> **WHAT THE EXERCISE ASKS**: From the entries below, list each line with "Full".

> **EXTRACTED RECORDS**:

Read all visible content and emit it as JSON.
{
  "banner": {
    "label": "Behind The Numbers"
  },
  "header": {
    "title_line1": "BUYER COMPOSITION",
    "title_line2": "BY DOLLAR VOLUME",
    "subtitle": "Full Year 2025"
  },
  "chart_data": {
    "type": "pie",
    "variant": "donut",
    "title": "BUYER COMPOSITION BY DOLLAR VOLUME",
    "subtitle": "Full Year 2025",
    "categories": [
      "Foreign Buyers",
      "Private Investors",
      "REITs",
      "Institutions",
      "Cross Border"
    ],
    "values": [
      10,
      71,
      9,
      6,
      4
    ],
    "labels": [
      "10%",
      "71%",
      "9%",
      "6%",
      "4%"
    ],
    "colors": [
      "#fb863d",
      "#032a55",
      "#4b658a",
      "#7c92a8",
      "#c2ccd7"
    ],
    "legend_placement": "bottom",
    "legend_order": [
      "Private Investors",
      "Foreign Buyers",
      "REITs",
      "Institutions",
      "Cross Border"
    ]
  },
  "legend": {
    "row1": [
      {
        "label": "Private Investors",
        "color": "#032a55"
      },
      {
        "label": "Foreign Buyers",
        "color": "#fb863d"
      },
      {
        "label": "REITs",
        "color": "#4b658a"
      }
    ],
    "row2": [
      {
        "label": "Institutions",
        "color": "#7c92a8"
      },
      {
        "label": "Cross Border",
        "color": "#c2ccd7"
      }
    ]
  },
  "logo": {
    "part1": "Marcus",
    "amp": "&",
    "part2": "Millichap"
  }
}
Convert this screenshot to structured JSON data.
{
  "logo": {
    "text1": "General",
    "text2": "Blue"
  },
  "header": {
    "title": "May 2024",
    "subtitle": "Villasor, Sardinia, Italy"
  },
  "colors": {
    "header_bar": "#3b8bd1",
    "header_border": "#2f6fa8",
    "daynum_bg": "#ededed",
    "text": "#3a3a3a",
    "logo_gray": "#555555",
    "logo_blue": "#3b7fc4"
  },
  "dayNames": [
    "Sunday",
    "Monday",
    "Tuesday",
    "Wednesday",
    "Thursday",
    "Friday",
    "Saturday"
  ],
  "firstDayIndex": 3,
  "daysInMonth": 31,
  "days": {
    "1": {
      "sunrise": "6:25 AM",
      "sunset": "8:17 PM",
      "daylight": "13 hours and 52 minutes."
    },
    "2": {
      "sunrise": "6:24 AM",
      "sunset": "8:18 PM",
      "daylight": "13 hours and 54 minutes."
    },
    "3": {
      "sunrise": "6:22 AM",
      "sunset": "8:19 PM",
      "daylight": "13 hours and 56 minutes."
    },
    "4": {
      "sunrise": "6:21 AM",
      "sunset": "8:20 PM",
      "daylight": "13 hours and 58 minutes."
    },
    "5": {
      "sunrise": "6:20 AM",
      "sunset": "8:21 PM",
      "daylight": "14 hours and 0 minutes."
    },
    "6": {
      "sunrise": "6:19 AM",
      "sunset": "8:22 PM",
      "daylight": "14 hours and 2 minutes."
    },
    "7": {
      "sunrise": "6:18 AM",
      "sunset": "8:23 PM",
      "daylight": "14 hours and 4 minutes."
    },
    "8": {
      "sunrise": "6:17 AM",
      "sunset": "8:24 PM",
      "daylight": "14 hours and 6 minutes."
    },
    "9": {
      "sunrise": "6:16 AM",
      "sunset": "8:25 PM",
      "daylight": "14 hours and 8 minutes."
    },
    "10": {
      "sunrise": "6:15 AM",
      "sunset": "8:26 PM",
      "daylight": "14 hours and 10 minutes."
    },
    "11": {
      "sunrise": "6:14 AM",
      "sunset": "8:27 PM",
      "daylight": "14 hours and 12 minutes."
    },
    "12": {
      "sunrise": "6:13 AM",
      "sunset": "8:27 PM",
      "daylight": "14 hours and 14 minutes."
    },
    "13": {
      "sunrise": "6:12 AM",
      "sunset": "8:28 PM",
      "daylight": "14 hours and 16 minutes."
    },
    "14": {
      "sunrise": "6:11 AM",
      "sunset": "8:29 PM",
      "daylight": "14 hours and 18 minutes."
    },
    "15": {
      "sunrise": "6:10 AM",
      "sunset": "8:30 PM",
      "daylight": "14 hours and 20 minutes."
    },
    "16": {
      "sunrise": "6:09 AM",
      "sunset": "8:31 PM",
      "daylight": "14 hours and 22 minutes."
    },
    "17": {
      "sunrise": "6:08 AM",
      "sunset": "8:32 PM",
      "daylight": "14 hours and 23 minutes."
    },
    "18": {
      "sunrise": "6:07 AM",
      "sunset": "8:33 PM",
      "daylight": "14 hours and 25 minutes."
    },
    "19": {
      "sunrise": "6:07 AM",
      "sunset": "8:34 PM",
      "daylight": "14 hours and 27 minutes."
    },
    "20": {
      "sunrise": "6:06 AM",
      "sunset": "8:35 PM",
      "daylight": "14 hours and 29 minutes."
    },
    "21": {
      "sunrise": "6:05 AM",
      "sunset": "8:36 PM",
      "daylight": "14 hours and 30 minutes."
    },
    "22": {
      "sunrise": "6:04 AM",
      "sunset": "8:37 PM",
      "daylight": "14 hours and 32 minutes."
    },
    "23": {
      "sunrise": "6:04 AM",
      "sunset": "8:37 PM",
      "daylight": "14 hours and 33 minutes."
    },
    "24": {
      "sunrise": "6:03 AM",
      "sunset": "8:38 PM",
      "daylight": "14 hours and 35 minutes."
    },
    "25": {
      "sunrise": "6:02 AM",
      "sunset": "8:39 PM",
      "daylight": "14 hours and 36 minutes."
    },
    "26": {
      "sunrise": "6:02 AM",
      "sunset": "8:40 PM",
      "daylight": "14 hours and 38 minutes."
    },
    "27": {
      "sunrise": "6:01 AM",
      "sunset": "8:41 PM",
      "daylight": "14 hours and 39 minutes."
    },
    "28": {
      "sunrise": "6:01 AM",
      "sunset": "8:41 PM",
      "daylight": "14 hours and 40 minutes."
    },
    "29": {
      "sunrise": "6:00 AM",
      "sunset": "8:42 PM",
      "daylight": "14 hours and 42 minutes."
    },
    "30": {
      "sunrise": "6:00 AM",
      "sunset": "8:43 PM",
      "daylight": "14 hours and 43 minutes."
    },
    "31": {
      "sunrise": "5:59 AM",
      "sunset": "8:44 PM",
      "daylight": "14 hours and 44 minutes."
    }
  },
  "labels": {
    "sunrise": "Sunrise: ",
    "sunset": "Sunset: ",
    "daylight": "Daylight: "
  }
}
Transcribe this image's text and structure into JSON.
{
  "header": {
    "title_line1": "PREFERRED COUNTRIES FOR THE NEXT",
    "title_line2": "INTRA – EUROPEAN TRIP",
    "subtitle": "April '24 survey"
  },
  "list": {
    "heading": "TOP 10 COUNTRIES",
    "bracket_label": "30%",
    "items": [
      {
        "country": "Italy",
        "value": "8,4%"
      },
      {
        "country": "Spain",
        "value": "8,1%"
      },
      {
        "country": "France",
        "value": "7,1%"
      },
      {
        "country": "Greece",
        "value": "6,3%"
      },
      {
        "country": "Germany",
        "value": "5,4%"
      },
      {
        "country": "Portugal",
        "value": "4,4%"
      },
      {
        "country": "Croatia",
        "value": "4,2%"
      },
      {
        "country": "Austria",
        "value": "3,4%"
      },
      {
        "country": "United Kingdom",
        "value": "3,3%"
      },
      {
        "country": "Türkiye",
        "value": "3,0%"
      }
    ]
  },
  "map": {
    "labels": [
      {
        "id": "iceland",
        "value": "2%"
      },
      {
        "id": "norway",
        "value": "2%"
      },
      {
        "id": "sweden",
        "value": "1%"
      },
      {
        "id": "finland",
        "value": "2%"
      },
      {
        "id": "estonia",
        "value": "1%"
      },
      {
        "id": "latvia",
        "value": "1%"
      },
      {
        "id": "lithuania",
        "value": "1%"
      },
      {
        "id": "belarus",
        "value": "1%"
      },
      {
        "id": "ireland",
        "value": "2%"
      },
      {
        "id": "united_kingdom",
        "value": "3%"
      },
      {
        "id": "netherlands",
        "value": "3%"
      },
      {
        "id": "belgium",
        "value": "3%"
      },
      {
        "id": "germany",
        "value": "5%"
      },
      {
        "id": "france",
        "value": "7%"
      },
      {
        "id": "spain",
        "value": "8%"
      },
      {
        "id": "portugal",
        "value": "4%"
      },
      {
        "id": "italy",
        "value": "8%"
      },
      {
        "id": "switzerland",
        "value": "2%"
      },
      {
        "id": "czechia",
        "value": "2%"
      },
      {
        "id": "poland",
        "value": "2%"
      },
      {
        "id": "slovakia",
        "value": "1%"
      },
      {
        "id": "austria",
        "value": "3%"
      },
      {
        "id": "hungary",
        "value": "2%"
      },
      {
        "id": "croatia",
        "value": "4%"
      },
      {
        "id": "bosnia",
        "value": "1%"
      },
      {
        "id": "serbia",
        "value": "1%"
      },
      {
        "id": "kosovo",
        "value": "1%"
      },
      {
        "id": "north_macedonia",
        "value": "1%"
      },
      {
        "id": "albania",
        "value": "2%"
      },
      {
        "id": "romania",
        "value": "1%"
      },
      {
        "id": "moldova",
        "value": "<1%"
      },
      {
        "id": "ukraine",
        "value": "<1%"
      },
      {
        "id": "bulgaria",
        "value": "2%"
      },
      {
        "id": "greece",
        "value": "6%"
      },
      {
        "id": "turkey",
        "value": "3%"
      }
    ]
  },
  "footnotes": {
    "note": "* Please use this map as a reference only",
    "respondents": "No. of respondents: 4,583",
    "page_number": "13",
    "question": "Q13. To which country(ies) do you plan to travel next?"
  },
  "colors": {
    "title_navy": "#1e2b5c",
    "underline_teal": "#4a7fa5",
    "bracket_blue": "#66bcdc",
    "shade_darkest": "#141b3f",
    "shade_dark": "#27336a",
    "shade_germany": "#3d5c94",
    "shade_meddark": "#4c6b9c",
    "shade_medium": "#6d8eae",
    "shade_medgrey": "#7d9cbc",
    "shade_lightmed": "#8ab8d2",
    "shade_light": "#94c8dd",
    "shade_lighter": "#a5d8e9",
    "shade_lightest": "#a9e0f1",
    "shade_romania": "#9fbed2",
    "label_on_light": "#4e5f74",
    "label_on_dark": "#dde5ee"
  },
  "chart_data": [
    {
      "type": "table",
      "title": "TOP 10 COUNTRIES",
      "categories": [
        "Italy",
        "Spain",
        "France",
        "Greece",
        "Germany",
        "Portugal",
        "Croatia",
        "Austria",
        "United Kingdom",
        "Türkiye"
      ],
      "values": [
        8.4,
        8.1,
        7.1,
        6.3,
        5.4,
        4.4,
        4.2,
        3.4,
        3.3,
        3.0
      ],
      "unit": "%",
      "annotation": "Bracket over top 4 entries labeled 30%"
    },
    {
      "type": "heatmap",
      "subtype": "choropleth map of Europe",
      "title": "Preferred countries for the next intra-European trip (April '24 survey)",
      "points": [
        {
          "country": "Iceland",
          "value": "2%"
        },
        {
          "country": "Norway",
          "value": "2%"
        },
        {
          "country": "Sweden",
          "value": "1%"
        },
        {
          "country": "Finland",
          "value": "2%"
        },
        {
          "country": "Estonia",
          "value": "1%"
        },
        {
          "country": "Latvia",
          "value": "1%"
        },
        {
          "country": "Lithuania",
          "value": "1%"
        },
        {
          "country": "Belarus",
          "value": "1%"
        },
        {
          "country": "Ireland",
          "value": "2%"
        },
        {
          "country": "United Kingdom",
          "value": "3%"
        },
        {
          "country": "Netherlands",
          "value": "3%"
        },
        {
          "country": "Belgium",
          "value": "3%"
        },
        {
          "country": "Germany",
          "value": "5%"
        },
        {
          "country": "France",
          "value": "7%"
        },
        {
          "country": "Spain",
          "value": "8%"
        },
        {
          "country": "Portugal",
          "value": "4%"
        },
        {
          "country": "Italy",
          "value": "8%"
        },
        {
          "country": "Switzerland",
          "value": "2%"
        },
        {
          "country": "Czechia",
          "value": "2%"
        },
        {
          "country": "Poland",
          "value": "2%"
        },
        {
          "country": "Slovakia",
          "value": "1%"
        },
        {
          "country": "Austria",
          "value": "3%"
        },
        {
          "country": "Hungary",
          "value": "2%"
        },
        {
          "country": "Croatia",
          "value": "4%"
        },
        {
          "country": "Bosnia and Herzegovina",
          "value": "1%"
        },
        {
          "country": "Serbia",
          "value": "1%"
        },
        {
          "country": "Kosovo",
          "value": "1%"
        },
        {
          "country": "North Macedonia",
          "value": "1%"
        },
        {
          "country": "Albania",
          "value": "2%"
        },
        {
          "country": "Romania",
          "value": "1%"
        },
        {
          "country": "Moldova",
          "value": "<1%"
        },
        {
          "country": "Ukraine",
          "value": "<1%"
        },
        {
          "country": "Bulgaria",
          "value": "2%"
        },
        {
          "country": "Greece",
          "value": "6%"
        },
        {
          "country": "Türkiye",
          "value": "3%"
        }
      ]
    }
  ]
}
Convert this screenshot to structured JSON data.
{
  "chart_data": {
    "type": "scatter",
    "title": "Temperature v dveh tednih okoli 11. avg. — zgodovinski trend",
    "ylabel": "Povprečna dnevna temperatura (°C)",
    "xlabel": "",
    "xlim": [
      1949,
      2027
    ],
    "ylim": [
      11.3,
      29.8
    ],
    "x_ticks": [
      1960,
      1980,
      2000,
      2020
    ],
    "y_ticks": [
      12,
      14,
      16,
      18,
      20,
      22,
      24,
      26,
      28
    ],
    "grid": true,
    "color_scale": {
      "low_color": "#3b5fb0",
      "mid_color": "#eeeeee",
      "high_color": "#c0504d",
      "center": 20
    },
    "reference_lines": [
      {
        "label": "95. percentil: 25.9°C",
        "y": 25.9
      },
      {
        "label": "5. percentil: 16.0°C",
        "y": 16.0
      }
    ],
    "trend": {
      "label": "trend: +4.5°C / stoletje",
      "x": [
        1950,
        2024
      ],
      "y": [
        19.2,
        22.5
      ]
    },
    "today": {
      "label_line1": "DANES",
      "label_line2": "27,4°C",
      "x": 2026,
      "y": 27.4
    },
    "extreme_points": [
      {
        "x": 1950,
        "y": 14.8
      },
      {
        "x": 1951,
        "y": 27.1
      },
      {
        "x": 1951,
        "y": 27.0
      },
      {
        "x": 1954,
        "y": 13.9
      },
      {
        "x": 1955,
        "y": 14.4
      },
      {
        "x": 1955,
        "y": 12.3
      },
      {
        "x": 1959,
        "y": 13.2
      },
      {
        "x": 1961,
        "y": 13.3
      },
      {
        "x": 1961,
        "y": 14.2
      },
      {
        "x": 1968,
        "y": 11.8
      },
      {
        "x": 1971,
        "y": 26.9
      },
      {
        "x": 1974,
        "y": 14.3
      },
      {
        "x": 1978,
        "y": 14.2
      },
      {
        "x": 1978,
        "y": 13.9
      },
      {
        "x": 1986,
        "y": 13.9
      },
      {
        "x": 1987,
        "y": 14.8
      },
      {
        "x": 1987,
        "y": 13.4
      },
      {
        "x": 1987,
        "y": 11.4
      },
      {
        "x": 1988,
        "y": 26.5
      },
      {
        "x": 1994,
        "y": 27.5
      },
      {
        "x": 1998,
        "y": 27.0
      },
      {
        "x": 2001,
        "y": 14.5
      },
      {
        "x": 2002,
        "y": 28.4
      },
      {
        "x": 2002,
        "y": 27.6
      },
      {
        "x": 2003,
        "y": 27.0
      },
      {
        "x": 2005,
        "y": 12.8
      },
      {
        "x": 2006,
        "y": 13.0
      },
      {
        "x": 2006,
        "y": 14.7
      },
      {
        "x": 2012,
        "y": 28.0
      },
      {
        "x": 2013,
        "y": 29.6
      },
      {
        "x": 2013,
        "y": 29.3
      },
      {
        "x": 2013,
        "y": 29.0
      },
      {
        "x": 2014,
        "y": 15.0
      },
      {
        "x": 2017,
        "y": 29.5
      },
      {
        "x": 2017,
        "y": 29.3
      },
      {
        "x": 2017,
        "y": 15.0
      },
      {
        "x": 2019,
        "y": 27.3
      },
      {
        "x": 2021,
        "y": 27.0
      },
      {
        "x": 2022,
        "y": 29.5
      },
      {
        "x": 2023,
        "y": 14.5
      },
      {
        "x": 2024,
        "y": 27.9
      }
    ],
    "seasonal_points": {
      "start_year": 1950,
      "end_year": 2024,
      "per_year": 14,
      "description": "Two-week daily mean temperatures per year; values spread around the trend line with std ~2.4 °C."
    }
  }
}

> **ANSWER FOR THIS EXERCISE**:
    "subtitle": "Full Year 2025"
    "subtitle": "Full Year 2025",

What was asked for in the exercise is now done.